EXERCISE INSTRUCTIONS:
Could you copy every line from the material below in which "InputChannel" appears?

DATA FOR PROCESSING:
──────────

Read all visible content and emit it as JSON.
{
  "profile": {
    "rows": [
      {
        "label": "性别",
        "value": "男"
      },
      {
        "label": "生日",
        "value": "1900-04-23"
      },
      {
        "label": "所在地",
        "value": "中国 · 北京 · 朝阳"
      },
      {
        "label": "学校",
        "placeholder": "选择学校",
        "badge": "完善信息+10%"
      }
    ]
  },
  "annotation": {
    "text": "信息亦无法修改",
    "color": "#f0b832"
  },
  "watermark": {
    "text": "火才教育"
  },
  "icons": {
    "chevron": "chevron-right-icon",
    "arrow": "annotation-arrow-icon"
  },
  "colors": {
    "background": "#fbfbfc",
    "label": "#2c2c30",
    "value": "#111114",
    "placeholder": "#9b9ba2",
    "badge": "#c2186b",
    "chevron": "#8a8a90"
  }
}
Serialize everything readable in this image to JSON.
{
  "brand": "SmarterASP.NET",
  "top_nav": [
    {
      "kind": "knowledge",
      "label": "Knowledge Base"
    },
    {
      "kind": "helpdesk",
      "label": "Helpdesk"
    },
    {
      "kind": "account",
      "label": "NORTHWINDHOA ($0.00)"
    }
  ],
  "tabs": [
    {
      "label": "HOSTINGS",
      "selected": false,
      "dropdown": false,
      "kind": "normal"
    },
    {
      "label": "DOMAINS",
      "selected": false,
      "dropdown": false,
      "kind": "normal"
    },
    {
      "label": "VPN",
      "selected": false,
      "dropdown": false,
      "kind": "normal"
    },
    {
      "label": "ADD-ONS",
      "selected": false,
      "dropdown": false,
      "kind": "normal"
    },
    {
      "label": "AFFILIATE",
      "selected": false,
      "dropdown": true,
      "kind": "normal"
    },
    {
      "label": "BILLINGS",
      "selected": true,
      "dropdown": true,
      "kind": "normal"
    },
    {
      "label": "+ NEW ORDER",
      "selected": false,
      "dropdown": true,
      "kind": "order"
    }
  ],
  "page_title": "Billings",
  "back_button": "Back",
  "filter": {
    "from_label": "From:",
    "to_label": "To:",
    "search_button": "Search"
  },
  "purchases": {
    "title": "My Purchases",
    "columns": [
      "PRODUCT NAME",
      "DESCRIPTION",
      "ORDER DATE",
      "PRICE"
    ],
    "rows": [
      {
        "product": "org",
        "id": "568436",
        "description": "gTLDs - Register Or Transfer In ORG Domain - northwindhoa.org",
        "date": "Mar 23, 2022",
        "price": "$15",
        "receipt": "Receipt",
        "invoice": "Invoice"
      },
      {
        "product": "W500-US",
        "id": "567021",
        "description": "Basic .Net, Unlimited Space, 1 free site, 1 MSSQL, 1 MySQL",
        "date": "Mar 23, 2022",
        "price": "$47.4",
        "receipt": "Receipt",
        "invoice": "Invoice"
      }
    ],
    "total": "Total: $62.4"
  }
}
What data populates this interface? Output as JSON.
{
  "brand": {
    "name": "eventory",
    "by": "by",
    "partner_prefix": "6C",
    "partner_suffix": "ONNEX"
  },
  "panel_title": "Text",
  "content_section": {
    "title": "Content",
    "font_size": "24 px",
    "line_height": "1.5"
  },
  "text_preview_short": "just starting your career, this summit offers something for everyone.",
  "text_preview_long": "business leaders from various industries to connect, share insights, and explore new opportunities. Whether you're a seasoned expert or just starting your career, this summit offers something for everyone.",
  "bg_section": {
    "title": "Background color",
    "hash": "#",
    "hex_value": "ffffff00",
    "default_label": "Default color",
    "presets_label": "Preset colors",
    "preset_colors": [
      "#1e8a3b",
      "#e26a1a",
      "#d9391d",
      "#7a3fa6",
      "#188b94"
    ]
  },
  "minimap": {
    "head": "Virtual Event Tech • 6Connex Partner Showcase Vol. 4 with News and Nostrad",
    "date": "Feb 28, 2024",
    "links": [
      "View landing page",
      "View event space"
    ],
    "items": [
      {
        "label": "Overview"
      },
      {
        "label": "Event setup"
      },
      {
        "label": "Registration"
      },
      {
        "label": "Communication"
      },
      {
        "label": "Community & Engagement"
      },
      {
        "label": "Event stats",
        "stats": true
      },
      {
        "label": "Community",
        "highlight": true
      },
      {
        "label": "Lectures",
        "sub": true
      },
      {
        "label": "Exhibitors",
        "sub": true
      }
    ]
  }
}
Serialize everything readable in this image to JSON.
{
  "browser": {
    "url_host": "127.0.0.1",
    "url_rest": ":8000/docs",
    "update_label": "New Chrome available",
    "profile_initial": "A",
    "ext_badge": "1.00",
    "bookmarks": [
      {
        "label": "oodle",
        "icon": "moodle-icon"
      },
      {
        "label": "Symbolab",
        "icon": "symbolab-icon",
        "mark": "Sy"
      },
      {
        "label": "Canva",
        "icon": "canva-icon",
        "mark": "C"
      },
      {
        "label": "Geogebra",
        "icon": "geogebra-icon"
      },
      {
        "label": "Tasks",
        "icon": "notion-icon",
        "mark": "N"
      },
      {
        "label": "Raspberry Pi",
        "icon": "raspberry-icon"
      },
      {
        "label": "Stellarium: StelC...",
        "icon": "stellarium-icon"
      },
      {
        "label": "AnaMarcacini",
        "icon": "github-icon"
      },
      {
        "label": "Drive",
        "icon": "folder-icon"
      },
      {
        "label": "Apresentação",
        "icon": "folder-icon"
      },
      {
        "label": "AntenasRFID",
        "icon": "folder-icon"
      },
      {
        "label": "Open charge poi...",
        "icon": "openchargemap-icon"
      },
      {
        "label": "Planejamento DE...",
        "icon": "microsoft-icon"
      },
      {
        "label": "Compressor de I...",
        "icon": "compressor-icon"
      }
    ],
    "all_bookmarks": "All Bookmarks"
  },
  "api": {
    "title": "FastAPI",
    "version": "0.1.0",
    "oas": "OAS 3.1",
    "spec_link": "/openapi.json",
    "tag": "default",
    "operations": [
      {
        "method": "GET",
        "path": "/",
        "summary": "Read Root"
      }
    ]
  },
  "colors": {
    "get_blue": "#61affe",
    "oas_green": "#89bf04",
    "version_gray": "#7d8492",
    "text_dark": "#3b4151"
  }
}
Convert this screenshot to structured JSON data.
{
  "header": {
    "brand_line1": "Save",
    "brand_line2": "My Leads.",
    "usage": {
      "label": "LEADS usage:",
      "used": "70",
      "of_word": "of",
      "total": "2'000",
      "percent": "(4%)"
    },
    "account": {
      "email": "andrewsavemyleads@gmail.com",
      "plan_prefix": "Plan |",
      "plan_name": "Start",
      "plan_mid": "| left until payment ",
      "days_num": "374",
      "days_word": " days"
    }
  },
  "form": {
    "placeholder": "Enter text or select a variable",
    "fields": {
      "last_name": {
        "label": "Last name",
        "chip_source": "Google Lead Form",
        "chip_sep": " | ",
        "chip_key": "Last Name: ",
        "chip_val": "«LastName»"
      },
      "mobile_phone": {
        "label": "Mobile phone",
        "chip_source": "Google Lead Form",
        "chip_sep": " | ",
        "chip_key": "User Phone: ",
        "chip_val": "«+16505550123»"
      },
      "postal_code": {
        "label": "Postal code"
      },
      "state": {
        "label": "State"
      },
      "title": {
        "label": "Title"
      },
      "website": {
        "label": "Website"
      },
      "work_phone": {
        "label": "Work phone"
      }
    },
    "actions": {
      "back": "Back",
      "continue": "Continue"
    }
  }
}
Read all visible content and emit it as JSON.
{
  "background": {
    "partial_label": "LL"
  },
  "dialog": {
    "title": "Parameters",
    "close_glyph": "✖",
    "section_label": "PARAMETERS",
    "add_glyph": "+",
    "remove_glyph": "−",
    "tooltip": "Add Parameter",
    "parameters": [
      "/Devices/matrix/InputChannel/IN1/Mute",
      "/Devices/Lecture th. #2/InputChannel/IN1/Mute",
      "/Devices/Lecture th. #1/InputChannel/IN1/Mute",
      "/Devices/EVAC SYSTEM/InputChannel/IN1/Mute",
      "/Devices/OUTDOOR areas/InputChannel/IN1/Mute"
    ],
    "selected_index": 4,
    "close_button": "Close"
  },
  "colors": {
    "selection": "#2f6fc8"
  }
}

──────────

RESPONSE FOR THIS EXERCISE:
      "/Devices/matrix/InputChannel/IN1/Mute",
      "/Devices/Lecture th. #2/InputChannel/IN1/Mute",
      "/Devices/Lecture th. #1/InputChannel/IN1/Mute",
      "/Devices/EVAC SYSTEM/InputChannel/IN1/Mute",
      "/Devices/OUTDOOR areas/InputChannel/IN1/Mute"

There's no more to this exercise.